EXERCISE
Copy out the entries word for word, starting with the first line of the source data and ending with the line that contains "standard-error-value: (0.019) bbox=[447, 300, 533, 332]", with both of those lines included.

[Source data]

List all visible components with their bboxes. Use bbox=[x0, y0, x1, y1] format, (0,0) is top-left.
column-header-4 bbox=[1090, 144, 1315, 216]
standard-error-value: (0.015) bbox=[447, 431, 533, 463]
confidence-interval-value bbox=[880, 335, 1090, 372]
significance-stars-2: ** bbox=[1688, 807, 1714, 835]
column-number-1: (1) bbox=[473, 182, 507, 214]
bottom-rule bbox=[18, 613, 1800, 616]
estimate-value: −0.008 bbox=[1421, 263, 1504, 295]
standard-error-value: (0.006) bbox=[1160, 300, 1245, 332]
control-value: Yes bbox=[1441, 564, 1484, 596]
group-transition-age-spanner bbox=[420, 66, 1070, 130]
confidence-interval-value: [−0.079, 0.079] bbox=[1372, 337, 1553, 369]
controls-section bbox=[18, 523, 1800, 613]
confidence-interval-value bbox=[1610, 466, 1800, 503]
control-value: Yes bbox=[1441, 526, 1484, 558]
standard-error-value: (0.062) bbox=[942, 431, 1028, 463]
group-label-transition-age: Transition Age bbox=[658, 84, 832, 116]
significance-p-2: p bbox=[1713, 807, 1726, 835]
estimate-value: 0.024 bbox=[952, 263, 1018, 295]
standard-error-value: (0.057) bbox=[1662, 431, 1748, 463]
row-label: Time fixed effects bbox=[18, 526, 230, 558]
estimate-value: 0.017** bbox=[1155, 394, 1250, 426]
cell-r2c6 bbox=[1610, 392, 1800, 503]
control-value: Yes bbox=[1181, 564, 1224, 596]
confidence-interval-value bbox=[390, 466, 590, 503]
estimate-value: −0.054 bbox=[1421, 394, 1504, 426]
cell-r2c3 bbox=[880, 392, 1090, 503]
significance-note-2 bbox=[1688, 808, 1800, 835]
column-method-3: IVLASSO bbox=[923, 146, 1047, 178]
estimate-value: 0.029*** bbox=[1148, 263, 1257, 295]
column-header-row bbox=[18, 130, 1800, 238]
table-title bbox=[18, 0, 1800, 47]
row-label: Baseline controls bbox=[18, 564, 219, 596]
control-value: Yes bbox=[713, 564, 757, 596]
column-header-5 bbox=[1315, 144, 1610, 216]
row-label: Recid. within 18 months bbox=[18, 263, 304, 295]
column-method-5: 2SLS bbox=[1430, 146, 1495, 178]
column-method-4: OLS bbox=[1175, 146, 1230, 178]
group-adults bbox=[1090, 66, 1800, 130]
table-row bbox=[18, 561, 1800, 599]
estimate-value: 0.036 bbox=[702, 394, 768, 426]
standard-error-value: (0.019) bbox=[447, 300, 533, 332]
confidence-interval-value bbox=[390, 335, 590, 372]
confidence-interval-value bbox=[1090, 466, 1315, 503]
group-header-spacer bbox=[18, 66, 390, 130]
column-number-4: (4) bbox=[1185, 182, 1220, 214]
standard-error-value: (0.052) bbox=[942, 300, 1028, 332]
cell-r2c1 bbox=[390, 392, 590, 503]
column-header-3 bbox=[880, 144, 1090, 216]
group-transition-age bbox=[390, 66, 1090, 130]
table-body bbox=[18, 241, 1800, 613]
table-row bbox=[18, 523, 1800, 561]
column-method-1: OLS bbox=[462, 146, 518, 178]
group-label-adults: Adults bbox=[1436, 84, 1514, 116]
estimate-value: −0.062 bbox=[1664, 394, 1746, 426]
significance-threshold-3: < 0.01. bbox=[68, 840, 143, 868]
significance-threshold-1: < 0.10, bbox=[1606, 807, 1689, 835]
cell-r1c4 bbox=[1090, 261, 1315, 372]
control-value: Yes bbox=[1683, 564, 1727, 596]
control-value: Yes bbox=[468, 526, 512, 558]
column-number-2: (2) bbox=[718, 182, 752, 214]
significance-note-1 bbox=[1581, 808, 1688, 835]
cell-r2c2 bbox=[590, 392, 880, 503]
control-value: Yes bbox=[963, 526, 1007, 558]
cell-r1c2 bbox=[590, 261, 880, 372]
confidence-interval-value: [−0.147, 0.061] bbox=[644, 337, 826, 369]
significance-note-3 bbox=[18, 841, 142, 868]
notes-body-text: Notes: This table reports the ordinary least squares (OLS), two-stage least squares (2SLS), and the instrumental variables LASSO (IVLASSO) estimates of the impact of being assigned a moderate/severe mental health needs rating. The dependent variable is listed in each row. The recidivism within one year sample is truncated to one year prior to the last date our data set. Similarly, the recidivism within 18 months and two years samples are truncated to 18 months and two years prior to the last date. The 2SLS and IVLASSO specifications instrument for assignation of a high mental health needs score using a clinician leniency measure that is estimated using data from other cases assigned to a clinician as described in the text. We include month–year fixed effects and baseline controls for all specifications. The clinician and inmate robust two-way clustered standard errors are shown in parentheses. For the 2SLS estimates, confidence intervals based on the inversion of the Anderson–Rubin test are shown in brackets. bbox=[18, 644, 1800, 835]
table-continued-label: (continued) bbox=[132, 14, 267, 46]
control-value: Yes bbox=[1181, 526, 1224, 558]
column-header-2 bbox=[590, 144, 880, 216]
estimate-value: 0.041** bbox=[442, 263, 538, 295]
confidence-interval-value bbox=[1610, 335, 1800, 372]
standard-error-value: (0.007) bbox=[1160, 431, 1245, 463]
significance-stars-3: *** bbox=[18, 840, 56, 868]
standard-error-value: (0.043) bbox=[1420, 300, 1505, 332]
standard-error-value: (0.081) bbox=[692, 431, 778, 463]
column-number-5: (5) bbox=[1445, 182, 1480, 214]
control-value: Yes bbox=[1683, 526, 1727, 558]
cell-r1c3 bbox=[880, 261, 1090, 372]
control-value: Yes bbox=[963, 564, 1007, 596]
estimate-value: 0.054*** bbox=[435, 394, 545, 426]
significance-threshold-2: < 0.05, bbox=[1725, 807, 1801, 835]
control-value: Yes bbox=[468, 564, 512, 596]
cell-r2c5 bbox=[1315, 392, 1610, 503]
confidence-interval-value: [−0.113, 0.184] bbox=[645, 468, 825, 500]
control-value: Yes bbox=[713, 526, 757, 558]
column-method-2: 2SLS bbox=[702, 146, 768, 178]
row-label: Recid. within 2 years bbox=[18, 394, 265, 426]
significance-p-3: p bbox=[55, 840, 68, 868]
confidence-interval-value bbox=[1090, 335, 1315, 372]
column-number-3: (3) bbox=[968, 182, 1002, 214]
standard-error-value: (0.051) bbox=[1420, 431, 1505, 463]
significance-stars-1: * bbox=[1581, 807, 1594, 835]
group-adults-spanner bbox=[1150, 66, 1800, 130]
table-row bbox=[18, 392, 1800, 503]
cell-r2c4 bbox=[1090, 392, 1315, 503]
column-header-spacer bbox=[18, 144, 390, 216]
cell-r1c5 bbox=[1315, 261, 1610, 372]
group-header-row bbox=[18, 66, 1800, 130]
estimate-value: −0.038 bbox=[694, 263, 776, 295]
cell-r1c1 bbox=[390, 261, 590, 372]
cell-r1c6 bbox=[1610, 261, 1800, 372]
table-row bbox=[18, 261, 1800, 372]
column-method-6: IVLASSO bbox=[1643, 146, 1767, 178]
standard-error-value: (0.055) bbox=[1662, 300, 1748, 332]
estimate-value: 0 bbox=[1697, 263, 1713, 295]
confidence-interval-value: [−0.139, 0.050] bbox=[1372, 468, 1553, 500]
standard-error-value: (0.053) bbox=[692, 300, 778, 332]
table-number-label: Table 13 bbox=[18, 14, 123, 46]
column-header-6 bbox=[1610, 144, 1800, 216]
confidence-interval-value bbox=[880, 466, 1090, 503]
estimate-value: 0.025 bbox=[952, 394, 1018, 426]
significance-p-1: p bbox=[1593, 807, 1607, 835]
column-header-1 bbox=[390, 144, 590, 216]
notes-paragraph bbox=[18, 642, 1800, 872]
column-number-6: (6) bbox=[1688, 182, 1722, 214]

TASK RESULT
List all visible components with their bboxes. Use bbox=[x0, y0, x1, y1] format, (0,0) is top-left.
column-header-4 bbox=[1090, 144, 1315, 216]
standard-error-value: (0.015) bbox=[447, 431, 533, 463]
confidence-interval-value bbox=[880, 335, 1090, 372]
significance-stars-2: ** bbox=[1688, 807, 1714, 835]
column-number-1: (1) bbox=[473, 182, 507, 214]
bottom-rule bbox=[18, 613, 1800, 616]
estimate-value: −0.008 bbox=[1421, 263, 1504, 295]
standard-error-value: (0.006) bbox=[1160, 300, 1245, 332]
control-value: Yes bbox=[1441, 564, 1484, 596]
group-transition-age-spanner bbox=[420, 66, 1070, 130]
confidence-interval-value: [−0.079, 0.079] bbox=[1372, 337, 1553, 369]
controls-section bbox=[18, 523, 1800, 613]
confidence-interval-value bbox=[1610, 466, 1800, 503]
control-value: Yes bbox=[1441, 526, 1484, 558]
standard-error-value: (0.062) bbox=[942, 431, 1028, 463]
group-label-transition-age: Transition Age bbox=[658, 84, 832, 116]
significance-p-2: p bbox=[1713, 807, 1726, 835]
estimate-value: 0.024 bbox=[952, 263, 1018, 295]
standard-error-value: (0.057) bbox=[1662, 431, 1748, 463]
row-label: Time fixed effects bbox=[18, 526, 230, 558]
estimate-value: 0.017** bbox=[1155, 394, 1250, 426]
cell-r2c6 bbox=[1610, 392, 1800, 503]
control-value: Yes bbox=[1181, 564, 1224, 596]
confidence-interval-value bbox=[390, 466, 590, 503]
estimate-value: −0.054 bbox=[1421, 394, 1504, 426]
cell-r2c3 bbox=[880, 392, 1090, 503]
significance-note-2 bbox=[1688, 808, 1800, 835]
column-method-3: IVLASSO bbox=[923, 146, 1047, 178]
estimate-value: 0.029*** bbox=[1148, 263, 1257, 295]
column-header-row bbox=[18, 130, 1800, 238]
table-title bbox=[18, 0, 1800, 47]
row-label: Baseline controls bbox=[18, 564, 219, 596]
control-value: Yes bbox=[713, 564, 757, 596]
column-header-5 bbox=[1315, 144, 1610, 216]
row-label: Recid. within 18 months bbox=[18, 263, 304, 295]
column-method-5: 2SLS bbox=[1430, 146, 1495, 178]
column-method-4: OLS bbox=[1175, 146, 1230, 178]
group-adults bbox=[1090, 66, 1800, 130]
table-row bbox=[18, 561, 1800, 599]
estimate-value: 0.036 bbox=[702, 394, 768, 426]
standard-error-value: (0.019) bbox=[447, 300, 533, 332]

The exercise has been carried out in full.